_Data listing_
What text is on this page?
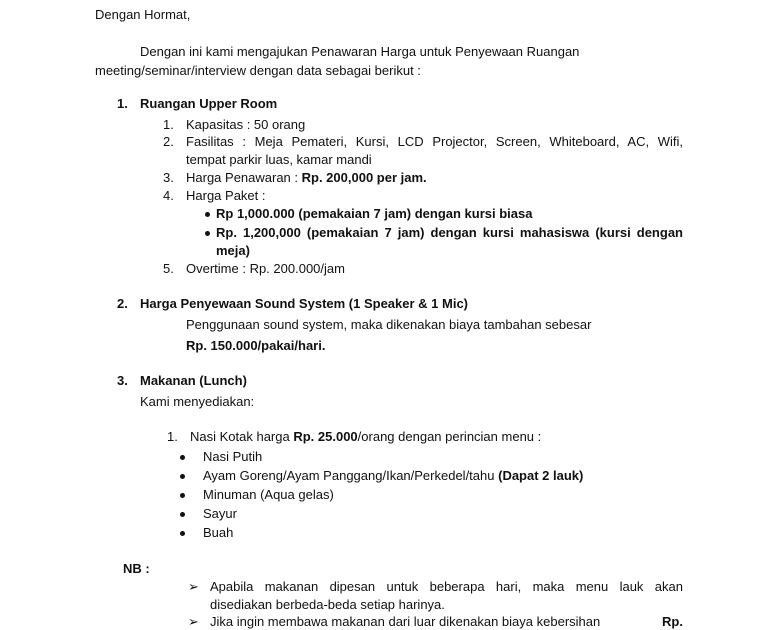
Dengan Hormat,
Dengan ini kami mengajukan Penawaran Harga untuk Penyewaan Ruangan
meeting/seminar/interview dengan data sebagai berikut :
1. Ruangan Upper Room
1. Kapasitas : 50 orang
2. Fasilitas : Meja Pemateri, Kursi, LCD Projector, Screen, Whiteboard, AC, Wifi,
tempat parkir luas, kamar mandi
3. Harga Penawaran : Rp. 200,000 per jam.
4. Harga Paket :
Rp 1,000.000 (pemakaian 7 jam) dengan kursi biasa
Rp. 1,200,000 (pemakaian 7 jam) dengan kursi mahasiswa (kursi dengan
meja)
5. Overtime : Rp. 200.000/jam
2. Harga Penyewaan Sound System (1 Speaker & 1 Mic)
Penggunaan sound system, maka dikenakan biaya tambahan sebesar
Rp. 150.000/pakai/hari.
3. Makanan (Lunch)
Kami menyediakan:
1. Nasi Kotak harga Rp. 25.000/orang dengan perincian menu :
Nasi Putih
Ayam Goreng/Ayam Panggang/Ikan/Perkedel/tahu (Dapat 2 lauk)
Minuman (Aqua gelas)
Sayur
Buah
NB :
➢ Apabila makanan dipesan untuk beberapa hari, maka menu lauk akan
disediakan berbeda-beda setiap harinya.
➢ Jika ingin membawa makanan dari luar dikenakan biaya kebersihan	Rp.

_To do_
Filter the entries down to the lines with the word "biaya" in them.

_Answer for the task_
Penggunaan sound system, maka dikenakan biaya tambahan sebesar
➢ Jika ingin membawa makanan dari luar dikenakan biaya kebersihan	Rp.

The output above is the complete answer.